— The problem —
Only the pictures stay out; every record is to be quoted exactly.

+++

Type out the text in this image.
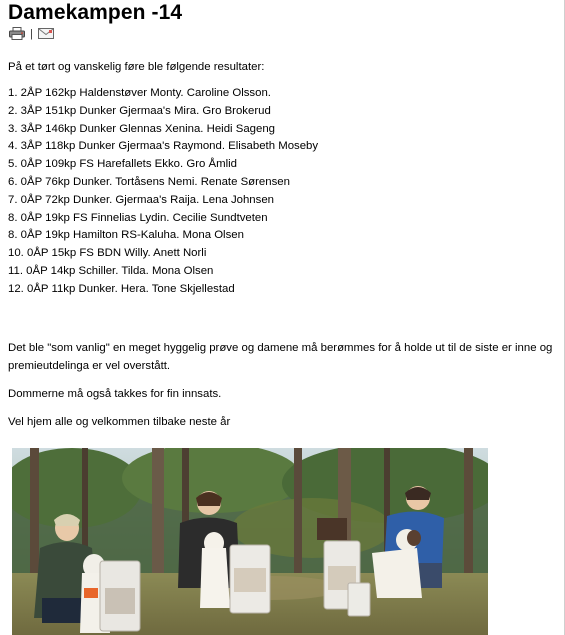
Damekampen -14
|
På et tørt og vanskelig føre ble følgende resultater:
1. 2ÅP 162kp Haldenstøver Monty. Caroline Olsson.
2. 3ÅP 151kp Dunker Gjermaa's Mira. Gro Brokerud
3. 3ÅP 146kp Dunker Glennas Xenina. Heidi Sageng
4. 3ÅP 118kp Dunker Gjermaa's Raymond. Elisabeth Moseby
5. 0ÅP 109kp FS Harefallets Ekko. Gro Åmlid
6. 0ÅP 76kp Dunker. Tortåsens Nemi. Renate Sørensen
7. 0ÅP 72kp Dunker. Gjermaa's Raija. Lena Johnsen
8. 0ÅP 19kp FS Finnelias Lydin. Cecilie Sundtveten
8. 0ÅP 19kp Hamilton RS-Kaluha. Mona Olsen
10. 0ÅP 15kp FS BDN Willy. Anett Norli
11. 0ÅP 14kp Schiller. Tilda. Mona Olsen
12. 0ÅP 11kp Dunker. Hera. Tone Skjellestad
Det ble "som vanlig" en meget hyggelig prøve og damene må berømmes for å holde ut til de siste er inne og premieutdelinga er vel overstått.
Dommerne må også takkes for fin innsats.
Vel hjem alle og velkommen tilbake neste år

+++

— Exercise result —
Type out the text in this image.
Damekampen -14
|
På et tørt og vanskelig føre ble følgende resultater:
1. 2ÅP 162kp Haldenstøver Monty. Caroline Olsson.
2. 3ÅP 151kp Dunker Gjermaa's Mira. Gro Brokerud
3. 3ÅP 146kp Dunker Glennas Xenina. Heidi Sageng
4. 3ÅP 118kp Dunker Gjermaa's Raymond. Elisabeth Moseby
5. 0ÅP 109kp FS Harefallets Ekko. Gro Åmlid
6. 0ÅP 76kp Dunker. Tortåsens Nemi. Renate Sørensen
7. 0ÅP 72kp Dunker. Gjermaa's Raija. Lena Johnsen
8. 0ÅP 19kp FS Finnelias Lydin. Cecilie Sundtveten
8. 0ÅP 19kp Hamilton RS-Kaluha. Mona Olsen
10. 0ÅP 15kp FS BDN Willy. Anett Norli
11. 0ÅP 14kp Schiller. Tilda. Mona Olsen
12. 0ÅP 11kp Dunker. Hera. Tone Skjellestad
Det ble "som vanlig" en meget hyggelig prøve og damene må berømmes for å holde ut til de siste er inne og premieutdelinga er vel overstått.
Dommerne må også takkes for fin innsats.
Vel hjem alle og velkommen tilbake neste år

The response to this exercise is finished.